● **Required action**
In the 8 Aquilae article, what stellar classification did Fox Machado et al. assign in their 2010 study?

═════ Passage ═════

Observation data Epoch J2000 Equinox J2000
- Constellation: Aquila
- Right ascension: 18^{h} 51^{m} 22.15821^{s}
- Declination: −03° 19′ 04.2851″
- Apparent magnitude (V): 6.08

Characteristics
- Evolutionary stage: main sequence
- Spectral type: F0 IV or F2 III
- U−B color index: +0.06
- B−V color index: +0.299±0.007
- Variable type: δ Sct

Astrometry
- Radial velocity (R_{v}): +11.8 km/s
- Proper motion (μ): RA: +2.019 mas/yr Dec.: −21.411 mas/yr
- Parallax (π): 12.0549±0.0268 mas
- Distance: 270.6 ± 0.6 ly (83.0 ± 0.2 pc)
- Absolute magnitude (M_{V}): 1.27

Details
- Mass: 1.60 M_{☉}
- Radius: 3.0 R_{☉}
- Luminosity: 18.89 L_{☉}
- Surface gravity (log g): 3.88±0.14 cgs
- Temperature: 7,395±251 K
- Metallicity [Fe/H]: 0.14 dex
- Rotational velocity (v sin i): 105 km/s
- Age: 959 Myr
- Other designations: 8 Aql, V1729 Aql, BD−03°4392, FK5 3500, HD 174589, HIP 92524, HR 7101, SAO 142706

Database references
- SIMBAD: data

= 8 Aquilae =

Star in the constellation Aquila

8 Aquilae is a star in the equatorial constellation of Aquila, located 271 light years away from the Sun. 8 Aquilae is the Flamsteed designation. It can be viewed with the naked eye in good seeing conditions, appearing as a dim, yellow-white hued star with an apparent visual magnitude of 6.08. The star is moving further from the Earth with a heliocentric radial velocity of +12 km/s.

Abt and Morrell (1995) found a stellar classification of F0 IV for this star, suggesting it is an F-type subgiant. In their 2010 study, Fox Machado et al. assigned a class of F2 III, which matches an evolved giant star. Despite the spectral classifications, evolutionary models place the star towards the end of its main sequence life, with an age of about a billion years.

═════ Data excerpts ═════

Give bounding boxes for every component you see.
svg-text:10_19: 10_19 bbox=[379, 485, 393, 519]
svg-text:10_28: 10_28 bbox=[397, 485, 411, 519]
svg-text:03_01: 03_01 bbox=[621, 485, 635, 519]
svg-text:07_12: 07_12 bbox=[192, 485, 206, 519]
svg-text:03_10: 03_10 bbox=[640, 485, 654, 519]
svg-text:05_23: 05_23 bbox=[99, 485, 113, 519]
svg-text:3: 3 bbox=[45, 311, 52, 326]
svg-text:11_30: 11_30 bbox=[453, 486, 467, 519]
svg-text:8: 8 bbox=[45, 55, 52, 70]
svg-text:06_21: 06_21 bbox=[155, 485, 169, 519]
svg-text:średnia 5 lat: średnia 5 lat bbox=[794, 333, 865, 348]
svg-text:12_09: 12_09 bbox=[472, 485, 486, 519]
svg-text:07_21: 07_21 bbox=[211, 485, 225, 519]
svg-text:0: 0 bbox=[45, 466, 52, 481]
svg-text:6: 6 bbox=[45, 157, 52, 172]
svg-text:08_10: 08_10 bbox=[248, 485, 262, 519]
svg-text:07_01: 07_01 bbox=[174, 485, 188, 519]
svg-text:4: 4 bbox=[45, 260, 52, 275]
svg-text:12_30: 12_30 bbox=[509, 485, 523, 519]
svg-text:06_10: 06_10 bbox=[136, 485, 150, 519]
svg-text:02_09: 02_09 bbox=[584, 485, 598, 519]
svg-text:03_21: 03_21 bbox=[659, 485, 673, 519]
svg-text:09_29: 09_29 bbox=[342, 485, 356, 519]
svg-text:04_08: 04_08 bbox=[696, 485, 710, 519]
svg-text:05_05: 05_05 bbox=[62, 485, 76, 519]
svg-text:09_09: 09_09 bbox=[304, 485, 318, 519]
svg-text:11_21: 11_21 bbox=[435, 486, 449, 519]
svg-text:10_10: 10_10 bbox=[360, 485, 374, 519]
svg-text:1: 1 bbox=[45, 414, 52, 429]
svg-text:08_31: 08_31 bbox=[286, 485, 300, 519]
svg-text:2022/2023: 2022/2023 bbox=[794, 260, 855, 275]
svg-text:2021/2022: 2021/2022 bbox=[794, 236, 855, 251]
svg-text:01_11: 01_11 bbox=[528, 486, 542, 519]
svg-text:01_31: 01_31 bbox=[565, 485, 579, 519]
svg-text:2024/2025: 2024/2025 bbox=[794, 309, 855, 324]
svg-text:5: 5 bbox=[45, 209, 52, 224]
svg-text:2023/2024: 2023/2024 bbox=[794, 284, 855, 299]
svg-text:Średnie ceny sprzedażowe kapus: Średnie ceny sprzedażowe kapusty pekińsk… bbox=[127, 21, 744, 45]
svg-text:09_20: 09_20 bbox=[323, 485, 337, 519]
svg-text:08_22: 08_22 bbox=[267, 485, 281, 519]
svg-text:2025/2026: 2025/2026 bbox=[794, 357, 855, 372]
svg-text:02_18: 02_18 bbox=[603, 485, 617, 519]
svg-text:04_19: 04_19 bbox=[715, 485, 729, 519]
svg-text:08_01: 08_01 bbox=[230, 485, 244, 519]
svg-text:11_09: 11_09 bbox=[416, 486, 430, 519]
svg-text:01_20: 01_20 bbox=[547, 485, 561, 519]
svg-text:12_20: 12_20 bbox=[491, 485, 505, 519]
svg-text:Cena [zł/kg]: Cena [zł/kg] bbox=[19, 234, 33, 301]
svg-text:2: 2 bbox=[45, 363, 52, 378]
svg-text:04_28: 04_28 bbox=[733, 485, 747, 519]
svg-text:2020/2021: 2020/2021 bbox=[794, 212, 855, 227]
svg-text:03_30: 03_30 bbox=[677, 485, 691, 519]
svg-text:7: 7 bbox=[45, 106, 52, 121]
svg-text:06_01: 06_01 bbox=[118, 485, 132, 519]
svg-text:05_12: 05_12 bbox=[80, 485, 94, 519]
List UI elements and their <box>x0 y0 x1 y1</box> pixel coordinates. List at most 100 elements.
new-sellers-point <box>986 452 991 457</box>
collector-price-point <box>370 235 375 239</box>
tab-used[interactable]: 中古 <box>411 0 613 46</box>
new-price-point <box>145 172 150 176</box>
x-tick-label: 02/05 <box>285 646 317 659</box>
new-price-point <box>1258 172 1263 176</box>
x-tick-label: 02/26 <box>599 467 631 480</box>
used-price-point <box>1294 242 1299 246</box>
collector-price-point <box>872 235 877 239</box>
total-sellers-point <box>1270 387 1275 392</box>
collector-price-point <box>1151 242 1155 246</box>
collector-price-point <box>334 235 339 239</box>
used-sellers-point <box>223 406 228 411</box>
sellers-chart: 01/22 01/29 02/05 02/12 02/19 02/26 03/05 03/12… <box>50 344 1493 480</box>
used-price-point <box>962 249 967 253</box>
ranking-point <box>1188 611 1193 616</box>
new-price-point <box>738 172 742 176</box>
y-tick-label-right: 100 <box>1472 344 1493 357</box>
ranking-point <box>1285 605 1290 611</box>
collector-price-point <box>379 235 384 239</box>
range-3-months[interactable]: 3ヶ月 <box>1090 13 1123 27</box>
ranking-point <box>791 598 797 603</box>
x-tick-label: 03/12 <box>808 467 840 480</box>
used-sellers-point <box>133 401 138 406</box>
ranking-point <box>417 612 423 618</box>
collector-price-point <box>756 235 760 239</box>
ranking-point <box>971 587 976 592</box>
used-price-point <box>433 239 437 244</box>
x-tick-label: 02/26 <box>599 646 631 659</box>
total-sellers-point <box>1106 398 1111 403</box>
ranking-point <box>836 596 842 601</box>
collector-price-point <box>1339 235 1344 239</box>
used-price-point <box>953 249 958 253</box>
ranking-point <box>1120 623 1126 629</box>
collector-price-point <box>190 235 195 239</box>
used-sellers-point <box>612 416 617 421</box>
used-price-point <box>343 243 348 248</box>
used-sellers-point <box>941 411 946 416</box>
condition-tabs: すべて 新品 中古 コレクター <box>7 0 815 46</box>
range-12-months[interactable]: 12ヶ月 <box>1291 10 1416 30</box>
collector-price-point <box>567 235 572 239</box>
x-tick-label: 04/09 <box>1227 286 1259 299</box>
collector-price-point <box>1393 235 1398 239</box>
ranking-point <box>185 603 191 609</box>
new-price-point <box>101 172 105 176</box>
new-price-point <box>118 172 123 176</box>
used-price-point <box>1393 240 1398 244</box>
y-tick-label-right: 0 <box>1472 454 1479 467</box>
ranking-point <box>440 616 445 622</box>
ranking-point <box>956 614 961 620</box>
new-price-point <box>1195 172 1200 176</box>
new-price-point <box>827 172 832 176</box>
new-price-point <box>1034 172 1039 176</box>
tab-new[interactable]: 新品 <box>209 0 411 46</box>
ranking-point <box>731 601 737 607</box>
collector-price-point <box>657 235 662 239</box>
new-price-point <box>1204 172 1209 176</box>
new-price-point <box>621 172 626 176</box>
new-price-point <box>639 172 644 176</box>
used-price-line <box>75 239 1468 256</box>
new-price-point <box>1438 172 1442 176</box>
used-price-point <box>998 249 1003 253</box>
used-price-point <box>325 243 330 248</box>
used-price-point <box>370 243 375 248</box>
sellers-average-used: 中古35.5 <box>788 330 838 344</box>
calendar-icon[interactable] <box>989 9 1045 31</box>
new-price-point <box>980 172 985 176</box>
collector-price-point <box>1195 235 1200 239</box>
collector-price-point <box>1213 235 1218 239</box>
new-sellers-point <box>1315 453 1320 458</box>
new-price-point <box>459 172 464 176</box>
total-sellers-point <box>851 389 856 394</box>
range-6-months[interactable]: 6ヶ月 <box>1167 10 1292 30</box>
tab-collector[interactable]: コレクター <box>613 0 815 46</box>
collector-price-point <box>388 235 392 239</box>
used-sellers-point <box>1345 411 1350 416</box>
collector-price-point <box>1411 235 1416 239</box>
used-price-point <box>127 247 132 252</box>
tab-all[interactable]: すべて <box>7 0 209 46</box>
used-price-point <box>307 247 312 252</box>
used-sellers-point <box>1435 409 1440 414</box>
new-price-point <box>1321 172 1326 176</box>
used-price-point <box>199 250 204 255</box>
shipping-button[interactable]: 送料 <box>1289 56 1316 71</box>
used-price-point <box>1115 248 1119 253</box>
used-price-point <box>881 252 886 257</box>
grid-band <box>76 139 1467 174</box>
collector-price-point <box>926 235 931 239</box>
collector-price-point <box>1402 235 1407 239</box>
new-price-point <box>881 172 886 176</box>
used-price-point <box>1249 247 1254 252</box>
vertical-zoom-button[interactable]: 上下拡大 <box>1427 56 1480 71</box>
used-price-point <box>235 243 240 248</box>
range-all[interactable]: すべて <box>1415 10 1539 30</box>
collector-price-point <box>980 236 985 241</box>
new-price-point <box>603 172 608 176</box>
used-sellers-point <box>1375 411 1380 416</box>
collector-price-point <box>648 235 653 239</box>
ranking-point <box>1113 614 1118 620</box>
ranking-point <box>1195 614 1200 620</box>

═════

● **Answer below**
F2 III